#### [Task description]
Check every line of the entries below for the word "button", and copy the ones that have it.

#### [Stored records]
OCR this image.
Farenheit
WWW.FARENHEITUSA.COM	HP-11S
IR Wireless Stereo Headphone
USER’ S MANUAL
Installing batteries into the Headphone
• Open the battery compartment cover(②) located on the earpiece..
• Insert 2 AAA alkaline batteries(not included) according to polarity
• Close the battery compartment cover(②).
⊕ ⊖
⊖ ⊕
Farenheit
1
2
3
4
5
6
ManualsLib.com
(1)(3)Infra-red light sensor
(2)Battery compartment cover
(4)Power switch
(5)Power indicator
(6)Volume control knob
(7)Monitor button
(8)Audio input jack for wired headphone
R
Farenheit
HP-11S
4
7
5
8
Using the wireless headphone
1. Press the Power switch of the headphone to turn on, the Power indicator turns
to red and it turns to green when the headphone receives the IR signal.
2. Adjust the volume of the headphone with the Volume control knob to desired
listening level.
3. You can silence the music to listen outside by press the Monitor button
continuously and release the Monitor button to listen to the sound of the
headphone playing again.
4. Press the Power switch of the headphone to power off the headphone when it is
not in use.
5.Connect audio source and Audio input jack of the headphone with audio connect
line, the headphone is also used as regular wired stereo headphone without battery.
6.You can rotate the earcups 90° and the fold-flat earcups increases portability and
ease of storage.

#### [Exercise result]
(7)Monitor button
3. You can silence the music to listen outside by press the Monitor button
continuously and release the Monitor button to listen to the sound of the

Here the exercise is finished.